─── RECORDS SHOWN
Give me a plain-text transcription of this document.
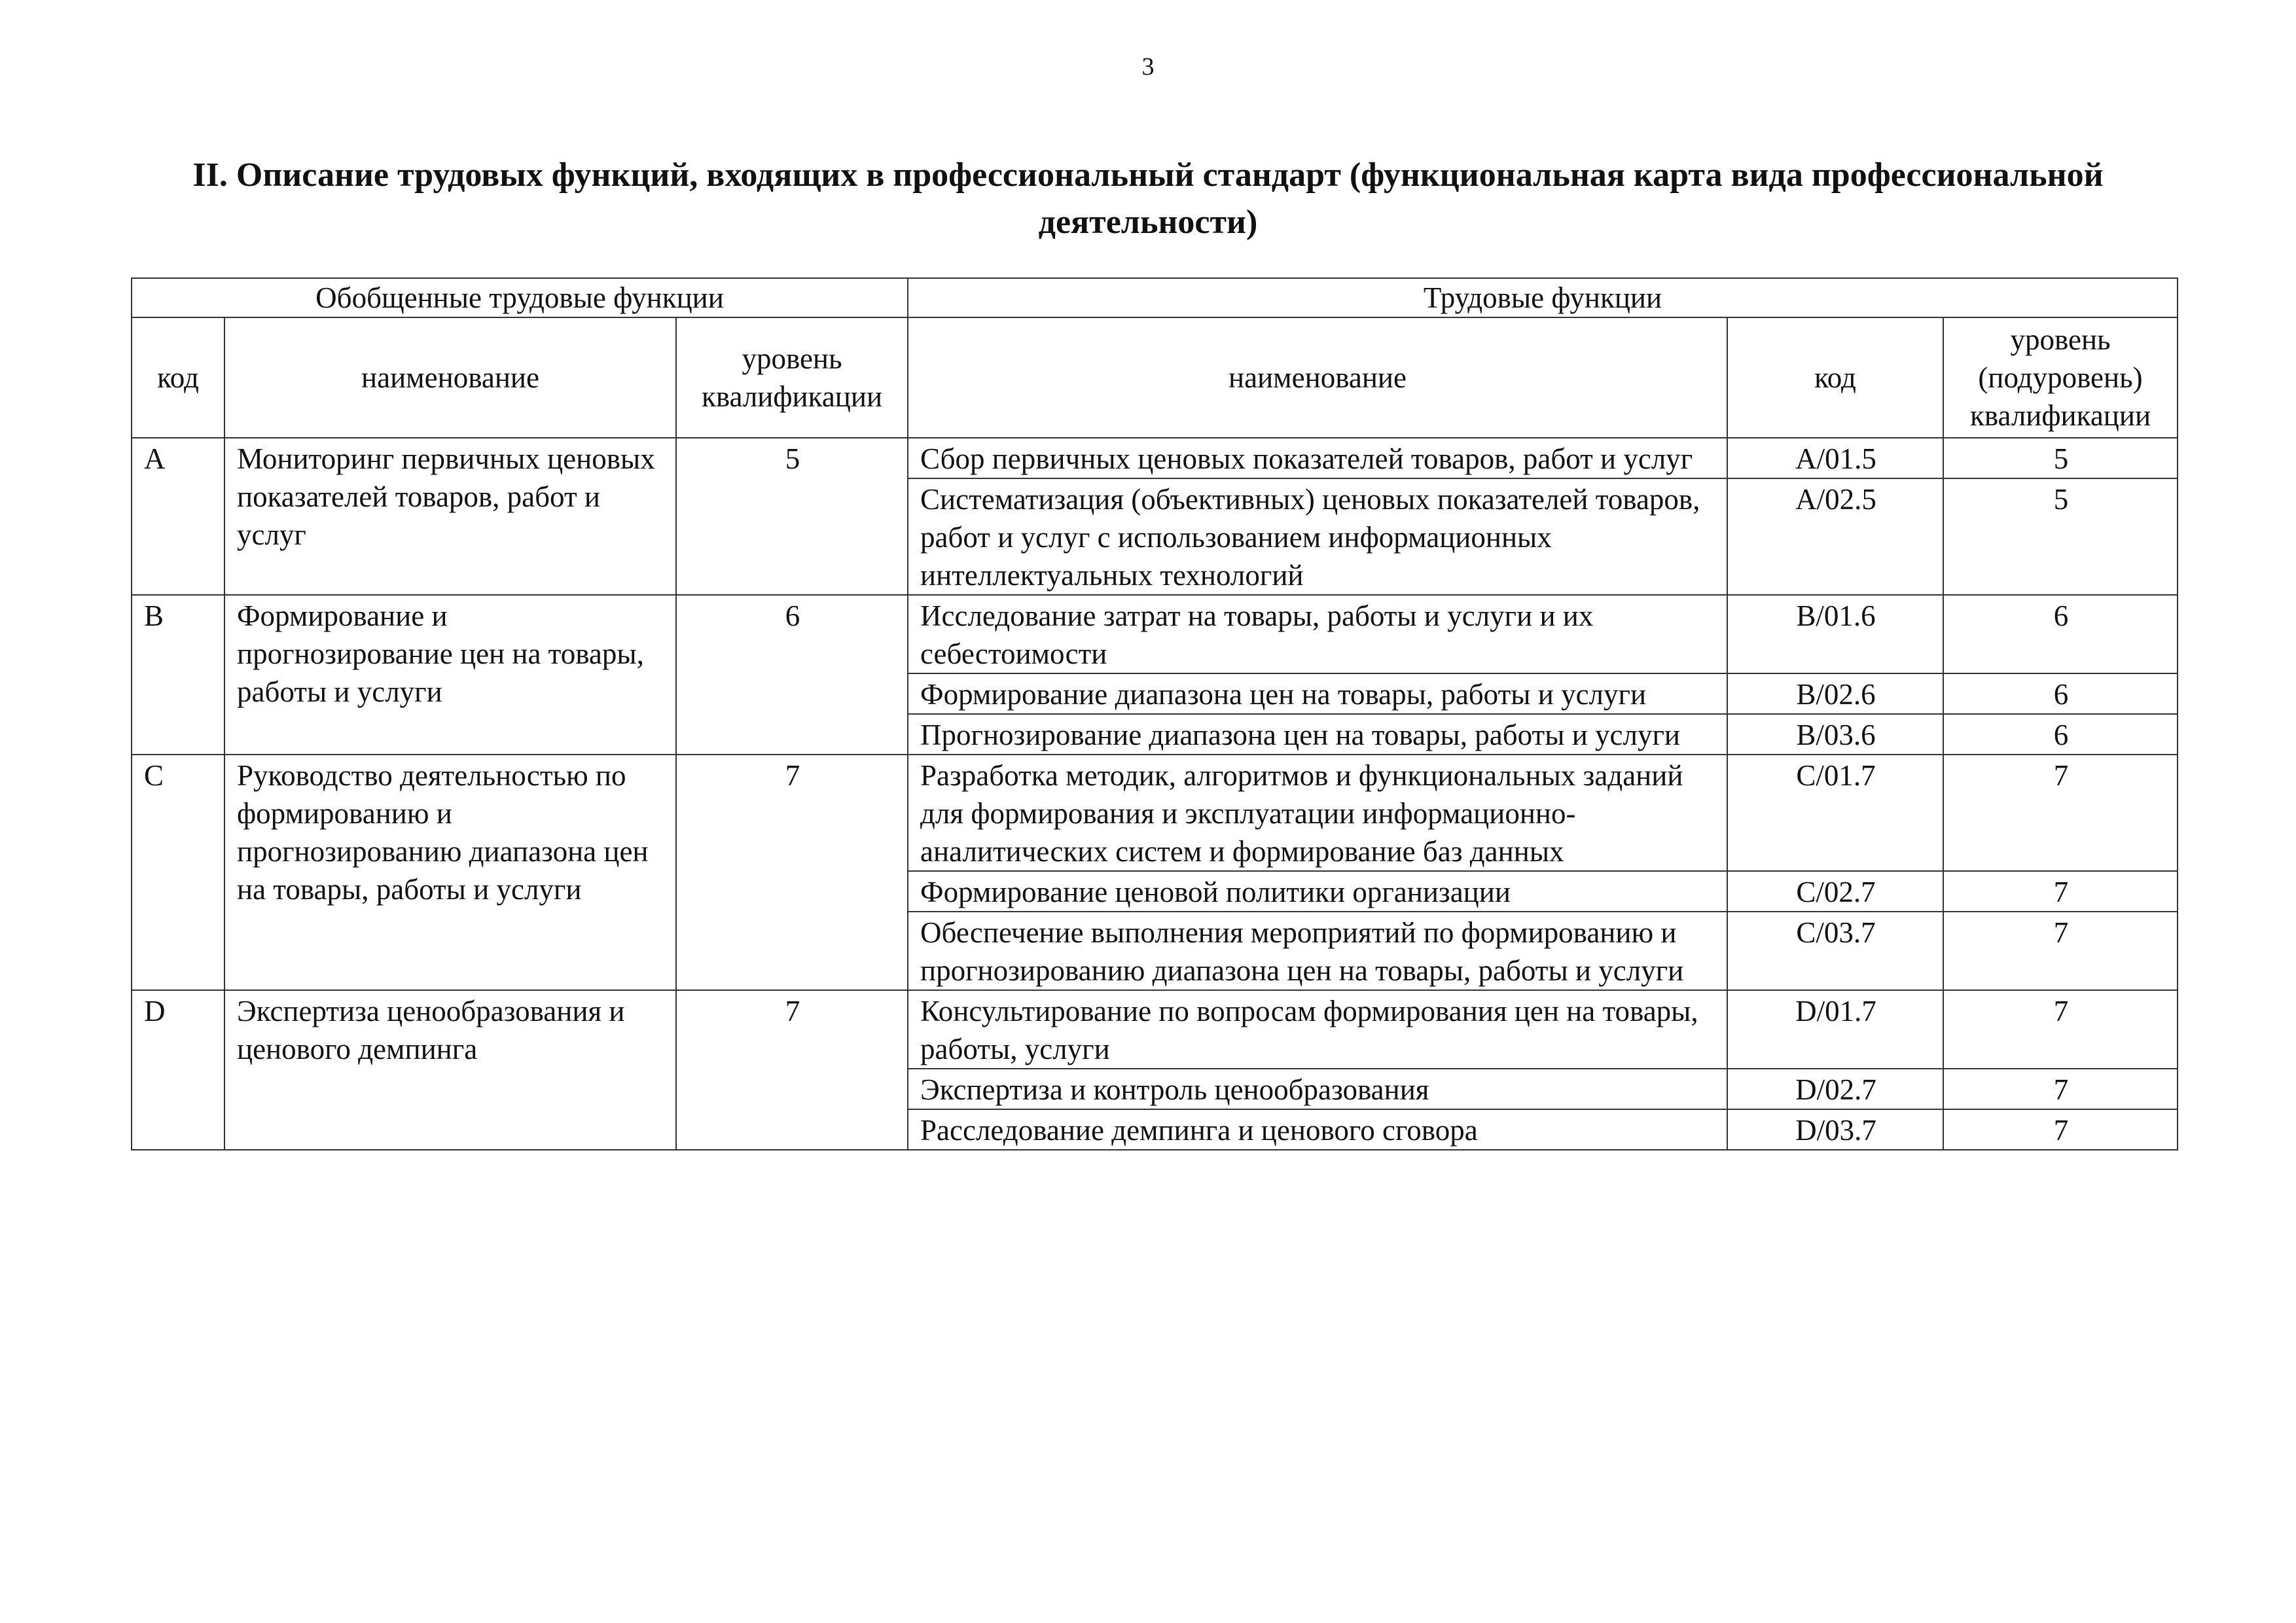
3
II. Описание трудовых функций, входящих в профессиональный стандарт (функциональная карта вида профессиональной деятельности)
Обобщенные трудовые функции			Трудовые функции		
код	наименование	уровень квалификации	наименование	код	уровень (подуровень) квалификации
A	Мониторинг первичных ценовых показателей товаров, работ и услуг	5	Сбор первичных ценовых показателей товаров, работ и услуг	A/01.5	5
			Систематизация (объективных) ценовых показателей товаров, работ и услуг с использованием информационных интеллектуальных технологий	A/02.5	5
B	Формирование и прогнозирование цен на товары, работы и услуги	6	Исследование затрат на товары, работы и услуги и их себестоимости	B/01.6	6
			Формирование диапазона цен на товары, работы и услуги	B/02.6	6
			Прогнозирование диапазона цен на товары, работы и услуги	B/03.6	6
C	Руководство деятельностью по формированию и прогнозированию диапазона цен на товары, работы и услуги	7	Разработка методик, алгоритмов и функциональных заданий для формирования и эксплуатации информационно-аналитических систем и формирование баз данных	C/01.7	7
			Формирование ценовой политики организации	C/02.7	7
			Обеспечение выполнения мероприятий по формированию и прогнозированию диапазона цен на товары, работы и услуги	C/03.7	7
D	Экспертиза ценообразования и ценового демпинга	7	Консультирование по вопросам формирования цен на товары, работы, услуги	D/01.7	7
			Экспертиза и контроль ценообразования	D/02.7	7
			Расследование демпинга и ценового сговора	D/03.7	7
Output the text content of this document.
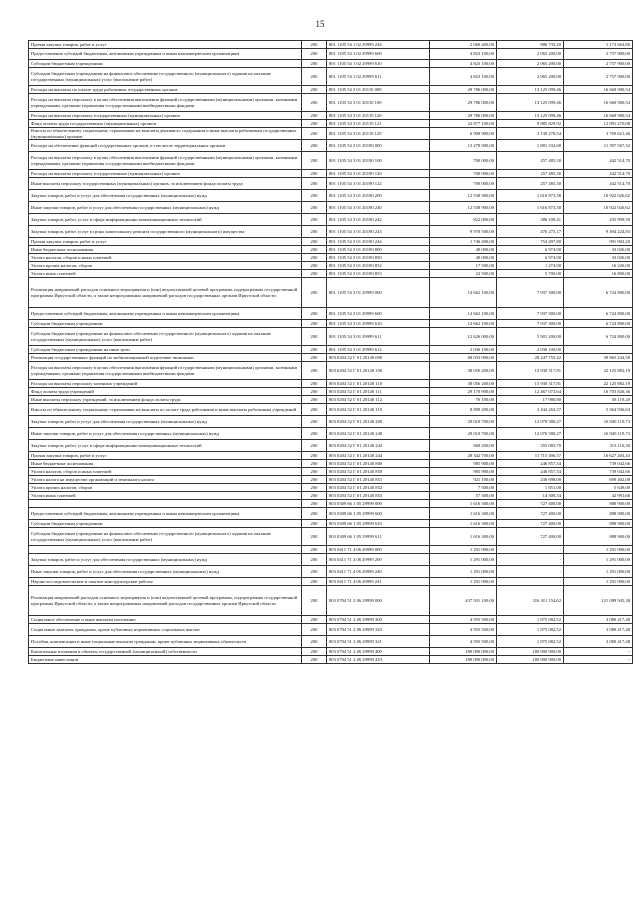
15
Прочая закупка товаров, работ и услуг	200	801 1105 54 1 02 29999 244	2 060 400,00	886 735,20	1 173 664,80
Предоставление субсидий бюджетным, автономным учреждениям и иным некоммерческим организациям	200	801 1105 54 1 02 29999 600	4 823 100,00	2 065 200,00	2 757 900,00
Субсидии бюджетным учреждениям	200	801 1105 54 1 02 29999 610	4 823 100,00	2 065 200,00	2 757 900,00
Субсидии бюджетным учреждениям на финансовое обеспечение государственного (муниципального) задания на оказание государственных (муниципальных) услуг (выполнение работ)	200	801 1105 54 1 02 29999 611	4 823 100,00	2 065 200,00	2 757 900,00
Расходы на выплаты по оплате труда работников государственных органов	200	801 1105 54 3 01 20110 000	29 786 000,00	13 125 099,46	16 660 900,54
Расходы на выплаты персоналу в целях обеспечения выполнения функций государственными (муниципальными) органами, казенными учреждениями, органами управления государственными внебюджетными фондами	200	801 1105 54 3 01 20110 100	29 786 000,00	13 125 099,46	16 660 900,54
Расходы на выплаты персоналу государственных (муниципальных) органов	200	801 1105 54 3 01 20110 120	29 786 000,00	13 125 099,46	16 660 900,54
Фонд оплаты труда государственных (муниципальных) органов	200	801 1105 54 3 01 20110 121	22 877 100,00	9 985 829,92	12 891 270,08
Взносы по обязательному социальному страхованию на выплаты денежного содержания и иные выплаты работникам государственных (муниципальных) органов	200	801 1105 54 3 01 20110 129	6 908 900,00	3 139 278,54	3 769 621,46
Расходы на обеспечение функций государственных органов, в том числе территориальных органов	200	801 1105 54 3 01 20190 000	13 278 900,00	1 881 332,68	11 397 567,32
Расходы на выплаты персоналу в целях обеспечения выполнения функций государственными (муниципальными) органами, казенными учреждениями, органами управления государственными внебюджетными фондами	200	801 1105 54 3 01 20190 100	700 000,00	257 485,30	442 514,70
Расходы на выплаты персоналу государственных (муниципальных) органов	200	801 1105 54 3 01 20190 120	700 000,00	257 485,30	442 514,70
Иные выплаты персоналу государственных (муниципальных) органов, за исключением фонда оплаты труда	200	801 1105 54 3 01 20190 122	700 000,00	257 485,30	442 514,70
Закупка товаров, работ и услуг для обеспечения государственных (муниципальных) нужд	200	801 1105 54 3 01 20190 200	12 538 900,00	1 616 873,38	10 922 026,62
Иные закупки товаров, работ и услуг для обеспечения государственных (муниципальных) нужд	200	801 1105 54 3 01 20190 240	12 538 900,00	1 616 873,38	10 922 026,62
Закупка товаров, работ, услуг в сфере информационно-коммуникационных технологий	200	801 1105 54 3 01 20190 242	822 000,00	386 100,41	435 899,59
Закупка товаров, работ, услуг в целях капитального ремонта государственного (муниципального) имущества	200	801 1105 54 3 01 20190 243	9 970 500,00	476 275,17	9 494 224,83
Прочая закупка товаров, работ и услуг	200	801 1105 54 3 01 20190 244	1 746 400,00	754 497,80	991 902,20
Иные бюджетные ассигнования	200	801 1105 54 3 01 20190 800	40 000,00	6 974,00	33 026,00
Уплата налогов, сборов и иных платежей	200	801 1105 54 3 01 20190 850	40 000,00	6 974,00	33 026,00
Уплата прочих налогов, сборов	200	801 1105 54 3 01 20190 852	17 500,00	1 274,00	16 226,00
Уплата иных платежей	200	801 1105 54 3 01 20190 853	22 500,00	5 700,00	16 800,00
Реализация направлений расходов основного мероприятия и (или) ведомственной целевой программы, подпрограммы государственной программы Иркутской области, а также непрограммных направлений расходов государственных органов Иркутской области	200	801 1105 54 3 01 29999 000	14 662 100,00	7 937 300,00	6 724 800,00
Предоставление субсидий бюджетным, автономным учреждениям и иным некоммерческим организациям	200	801 1105 54 3 01 29999 600	14 662 100,00	7 937 300,00	6 724 800,00
Субсидии бюджетным учреждениям	200	801 1105 54 3 01 29999 610	14 662 100,00	7 937 300,00	6 724 800,00
Субсидии бюджетным учреждениям на финансовое обеспечение государственного (муниципального) задания на оказание государственных (муниципальных) услуг (выполнение работ)	200	801 1105 54 3 01 29999 611	12 626 000,00	5 901 200,00	6 724 800,00
Субсидии бюджетным учреждениям на иные цели	200	801 1105 54 3 01 29999 612	2 036 100,00	2 036 100,00	
Реализация государственных функций по мобилизационной подготовке экономики	200	803 0204 52 Г 01 20140 000	68 033 000,00	28 247 755,42	39 865 244,58
Расходы на выплаты персоналу в целях обеспечения выполнения функций государственными (муниципальными) органами, казенными учреждениями, органами управления государственными внебюджетными фондами	200	803 0204 52 Г 01 20140 100	38 056 200,00	15 930 317,81	22 125 882,19
Расходы на выплаты персоналу казенных учреждений	200	803 0204 52 Г 01 20140 110	38 056 200,00	15 930 317,81	22 125 882,19
Фонд оплаты труда учреждений	200	803 0204 52 Г 01 20140 111	29 170 900,00	12 467 073,64	16 703 826,36
Иные выплаты персоналу учреждений, за исключением фонда оплаты труда	200	803 0204 52 Г 01 20140 112	76 100,00	17 980,80	58 119,20
Взносы по обязательному социальному страхованию на выплаты по оплате труда работников и иные выплаты работникам учреждений	200	803 0204 52 Г 01 20140 119	8 809 200,00	3 444 263,37	5 364 936,63
Закупка товаров, работ и услуг для обеспечения государственных (муниципальных) нужд	200	803 0204 52 Г 01 20140 200	29 010 700,00	12 070 580,27	16 940 119,73
Иные закупки товаров, работ и услуг для обеспечения государственных (муниципальных) нужд	200	803 0204 52 Г 01 20140 240	29 010 700,00	12 070 580,27	16 940 119,73
Закупка товаров, работ, услуг в сфере информационно-коммуникационных технологий	200	803 0204 52 Г 01 20140 242	668 200,00	355 083,70	313 116,30
Прочая закупка товаров, работ и услуг	200	803 0204 52 Г 01 20140 244	28 342 700,00	11 715 496,57	16 627 203,43
Иные бюджетные ассигнования	200	803 0204 52 Г 01 20140 800	985 900,00	246 857,34	739 042,66
Уплата налогов, сборов и иных платежей	200	803 0204 52 Г 01 20140 850	985 900,00	246 857,34	739 042,66
Уплата налога на имущество организаций и земельного налога	200	803 0204 52 Г 01 20140 851	921 100,00	230 698,00	690 402,00
Уплата прочих налогов, сборов	200	803 0204 52 Г 01 20140 852	7 500,00	1 851,00	5 649,00
Уплата иных платежей	200	803 0204 52 Г 01 20140 853	57 300,00	14 308,34	42 991,66
	200	803 0309 66 1 05 29999 000	1 616 300,00	727 400,00	888 900,00
Предоставление субсидий бюджетным, автономным учреждениям и иным некоммерческим организациям	200	803 0309 66 1 05 29999 600	1 616 300,00	727 400,00	888 900,00
Субсидии бюджетным учреждениям	200	803 0309 66 1 05 29999 610	1 616 300,00	727 400,00	888 900,00
Субсидии бюджетным учреждениям на финансовое обеспечение государственного (муниципального) задания на оказание государственных (муниципальных) услуг (выполнение работ)	200	803 0309 66 1 05 29999 611	1 616 300,00	727 400,00	888 900,00
	200	803 0411 71 4 06 29999 000	1 291 000,00	-	1 291 000,00
Закупка товаров, работ и услуг для обеспечения государственных (муниципальных) нужд	200	803 0411 71 4 06 29999 200	1 291 000,00	-	1 291 000,00
Иные закупки товаров, работ и услуг для обеспечения государственных (муниципальных) нужд	200	803 0411 71 4 06 29999 240	1 291 000,00	-	1 291 000,00
Научно-исследовательские и опытно-конструкторские работы	200	803 0411 71 4 06 29999 241	1 291 000,00	-	1 291 000,00
Реализация направлений расходов основного мероприятия и (или) ведомственной целевой программы, подпрограммы государственной программы Иркутской области, а также непрограммных направлений расходов государственных органов Иркутской области	200	803 0704 51 2 06 29999 000	437 501 100,00	316 411 154,62	121 089 945,38
Социальное обеспечение и иные выплаты населению	200	803 0704 51 2 06 29999 300	4 955 500,00	1 875 082,52	3 080 417,48
Социальные выплаты гражданам, кроме публичных нормативных социальных выплат	200	803 0704 51 2 06 29999 320	4 955 500,00	1 875 082,52	3 080 417,48
Пособия, компенсации и иные социальные выплаты гражданам, кроме публичных нормативных обязательств	200	803 0704 51 2 06 29999 321	4 955 500,00	1 875 082,52	3 080 417,48
Капитальные вложения в объекты государственной (муниципальной) собственности	200	803 0704 51 2 06 29999 400	180 000 000,00	180 000 000,00	-
Бюджетные инвестиции	200	803 0704 51 2 06 29999 410	180 000 000,00	180 000 000,00	-
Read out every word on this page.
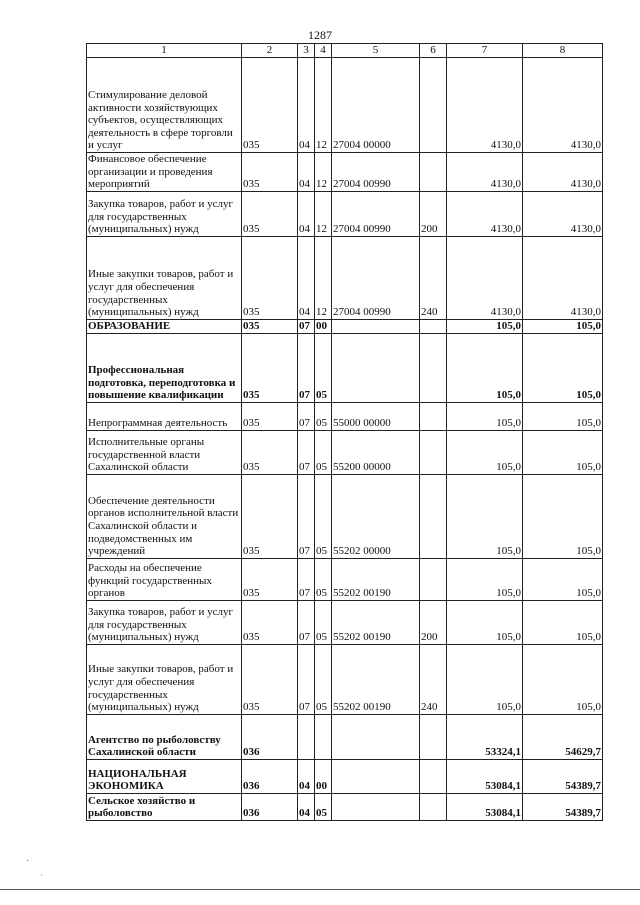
1287
1	2	3	4	5	6	7	8
Стимулирование деловой активности хозяйствующих субъектов, осуществляющих деятельность в сфере торговли и услуг	035	04	12	27004 00000		4130,0	4130,0
Финансовое обеспечение организации и проведения мероприятий	035	04	12	27004 00990		4130,0	4130,0
Закупка товаров, работ и услуг для государственных (муниципальных) нужд	035	04	12	27004 00990	200	4130,0	4130,0
Иные закупки товаров, работ и услуг для обеспечения государственных (муниципальных) нужд	035	04	12	27004 00990	240	4130,0	4130,0
ОБРАЗОВАНИЕ	035	07	00			105,0	105,0
Профессиональная подготовка, переподготовка и повышение квалификации	035	07	05			105,0	105,0
Непрограммная деятельность	035	07	05	55000 00000		105,0	105,0
Исполнительные органы государственной власти Сахалинской области	035	07	05	55200 00000		105,0	105,0
Обеспечение деятельности органов исполнительной власти Сахалинской области и подведомственных им учреждений	035	07	05	55202 00000		105,0	105,0
Расходы на обеспечение функций государственных органов	035	07	05	55202 00190		105,0	105,0
Закупка товаров, работ и услуг для государственных (муниципальных) нужд	035	07	05	55202 00190	200	105,0	105,0
Иные закупки товаров, работ и услуг для обеспечения государственных (муниципальных) нужд	035	07	05	55202 00190	240	105,0	105,0
Агентство по рыболовству Сахалинской области	036					53324,1	54629,7
НАЦИОНАЛЬНАЯ ЭКОНОМИКА	036	04	00			53084,1	54389,7
Сельское хозяйство и рыболовство	036	04	05			53084,1	54389,7
·
˴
──────
▸ WHAT IS BEING ASKED: Without any pictures, write out the lines running from the one containing "Read out every word on this page." through the end of the listing above, both included, exactly as given.

▸ COMPLETE OUTPUT:
Read out every word on this page.
1287
1	2	3	4	5	6	7	8
Стимулирование деловой активности хозяйствующих субъектов, осуществляющих деятельность в сфере торговли и услуг	035	04	12	27004 00000		4130,0	4130,0
Финансовое обеспечение организации и проведения мероприятий	035	04	12	27004 00990		4130,0	4130,0
Закупка товаров, работ и услуг для государственных (муниципальных) нужд	035	04	12	27004 00990	200	4130,0	4130,0
Иные закупки товаров, работ и услуг для обеспечения государственных (муниципальных) нужд	035	04	12	27004 00990	240	4130,0	4130,0
ОБРАЗОВАНИЕ	035	07	00			105,0	105,0
Профессиональная подготовка, переподготовка и повышение квалификации	035	07	05			105,0	105,0
Непрограммная деятельность	035	07	05	55000 00000		105,0	105,0
Исполнительные органы государственной власти Сахалинской области	035	07	05	55200 00000		105,0	105,0
Обеспечение деятельности органов исполнительной власти Сахалинской области и подведомственных им учреждений	035	07	05	55202 00000		105,0	105,0
Расходы на обеспечение функций государственных органов	035	07	05	55202 00190		105,0	105,0
Закупка товаров, работ и услуг для государственных (муниципальных) нужд	035	07	05	55202 00190	200	105,0	105,0
Иные закупки товаров, работ и услуг для обеспечения государственных (муниципальных) нужд	035	07	05	55202 00190	240	105,0	105,0
Агентство по рыболовству Сахалинской области	036					53324,1	54629,7
НАЦИОНАЛЬНАЯ ЭКОНОМИКА	036	04	00			53084,1	54389,7
Сельское хозяйство и рыболовство	036	04	05			53084,1	54389,7
·
˴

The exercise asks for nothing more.